» **Written request**:
Identify each line below that contains the word "效率公式为", and copy it out.
Start of Record excerpts
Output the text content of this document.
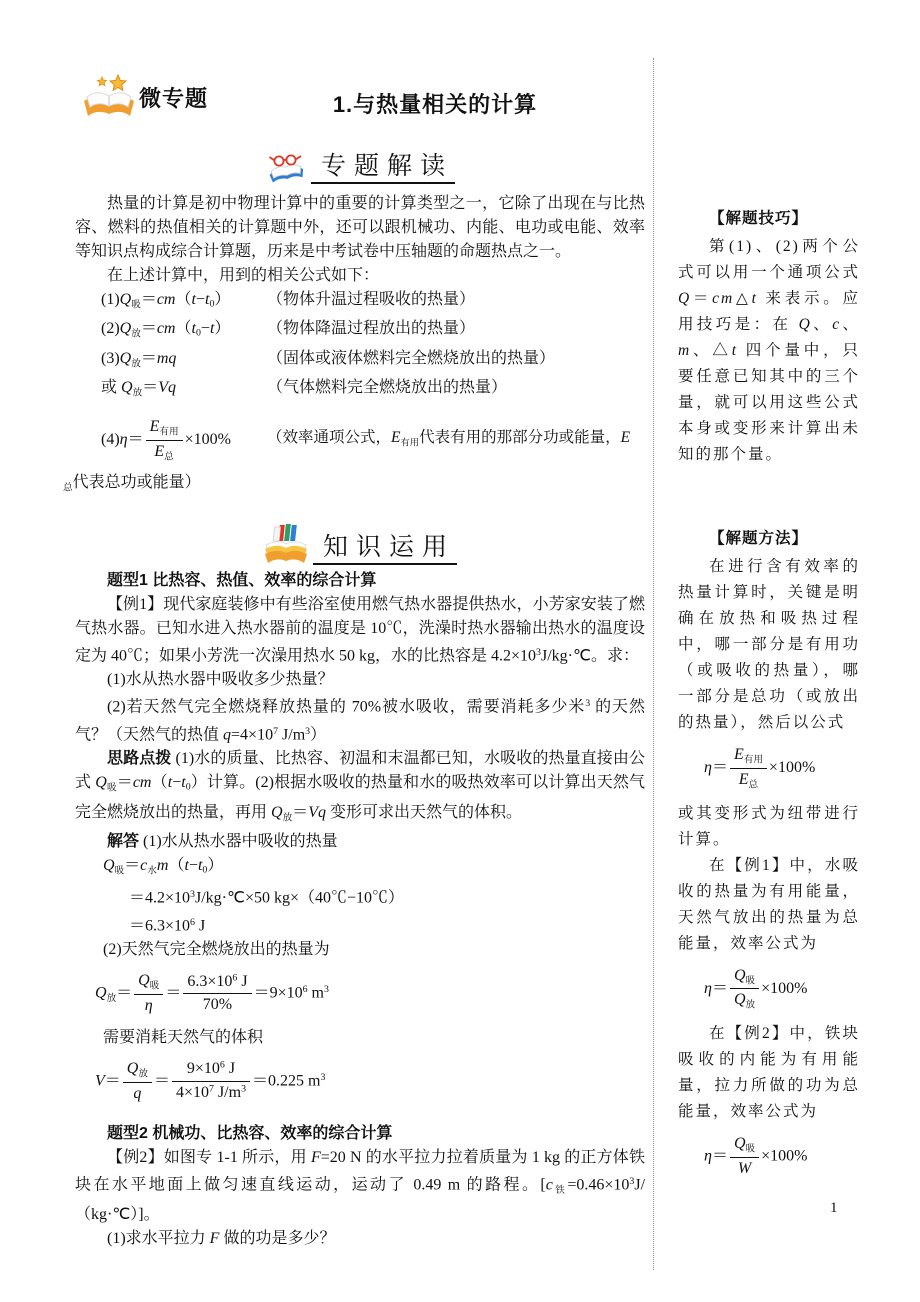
微专题	1.与热量相关的计算
专题解读

热量的计算是初中物理计算中的重要的计算类型之一，它除了出现在与比热容、燃料的热值相关的计算题中外，还可以跟机械功、内能、电功或电能、效率等知识点构成综合计算题，历来是中考试卷中压轴题的命题热点之一。

在上述计算中，用到的相关公式如下：

$(1)Q_吸=cm(t-t_0)$	（物体升温过程吸收的热量）
$(2)Q_放=cm(t_0-t)$	（物体降温过程放出的热量）
$(3)Q_放=mq$	（固体或液体燃料完全燃烧放出的热量）
或 $Q_放=Vq$	（气体燃料完全燃烧放出的热量）
$(4)\eta= \frac{E_{有用}}{E_总} \times 100\%$	（效率通项公式，$E_{有用}$代表有用的那部分功或能量，E

$_总$代表总功或能量）

知识运用
题型1 比热容、热值、效率的综合计算

【例1】现代家庭装修中有些浴室使用燃气热水器提供热水，小芳家安装了燃气热水器。已知水进入热水器前的温度是 10℃，洗澡时热水器输出热水的温度设定为 40℃；如果小芳洗一次澡用热水 50 kg，水的比热容是 $4.2\times 10^3J/kg\cdot℃$。求：

(1)水从热水器中吸收多少热量？

(2)若天然气完全燃烧释放热量的 70%被水吸收，需要消耗多少米$^3$ 的天然气？（天然气的热值 $q=4\times 10^7$ $J/m^3$）

思路点拨 (1)水的质量、比热容、初温和末温都已知，水吸收的热量直接由公式 $Q_吸=cm(t-t_0)$计算。(2)根据水吸收的热量和水的吸热效率可以计算出天然气完全燃烧放出的热量，再用 $Q_放=Vq$ 变形可求出天然气的体积。

解答 (1)水从热水器中吸收的热量

$Q_吸=c_水m(t-t_0)$
$=4.2\times 10^3J/kg\cdot℃\times 50$ kg×（40℃−10℃）
$=6.3\times 10^6$ J
(2)天然气完全燃烧放出的热量为
$Q_放= \frac{Q_吸}{\eta} = \frac{6.3\times 10^6 J}{70\%} =9\times 10^6$ $m^3$
需要消耗天然气的体积
$V= \frac{Q_放}{q} = \frac{9\times 10^6 J}{4\times 10^7 J/m^3} =0.225$ $m^3$
题型2 机械功、比热容、效率的综合计算

【例2】如图专 1-1 所示，用 F=20 N 的水平拉力拉着质量为 1 kg 的正方体铁块在水平地面上做匀速直线运动，运动了 0.49 m 的路程。$[c_铁=0.46\times 10^3J/(kg\cdot℃)]$。

(1)求水平拉力 F 做的功是多少？

【解题技巧】

第(1)、(2)两个公式可以用一个通项公式 Q＝cm△t 来表示。应用技巧是：在 Q、c、m、△t 四个量中，只要任意已知其中的三个量，就可以用这些公式本身或变形来计算出未知的那个量。

【解题方法】

在进行含有效率的热量计算时，关键是明确在放热和吸热过程中，哪一部分是有用功（或吸收的热量），哪一部分是总功（或放出的热量），然后以公式

$\eta= \frac{E_{有用}}{E_总} \times 100\%$

或其变形式为纽带进行计算。

在【例1】中，水吸收的热量为有用能量，天然气放出的热量为总能量，效率公式为

$\eta= \frac{Q_吸}{Q_放} \times 100\%$

在【例2】中，铁块吸收的内能为有用能量，拉力所做的功为总能量，效率公式为

$\eta= \frac{Q_吸}{W} \times 100\%$
1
End of Record excerpts
» **Answer to this exercise**:
在【例1】中，水吸收的热量为有用能量，天然气放出的热量为总能量，效率公式为
在【例2】中，铁块吸收的内能为有用能量，拉力所做的功为总能量，效率公式为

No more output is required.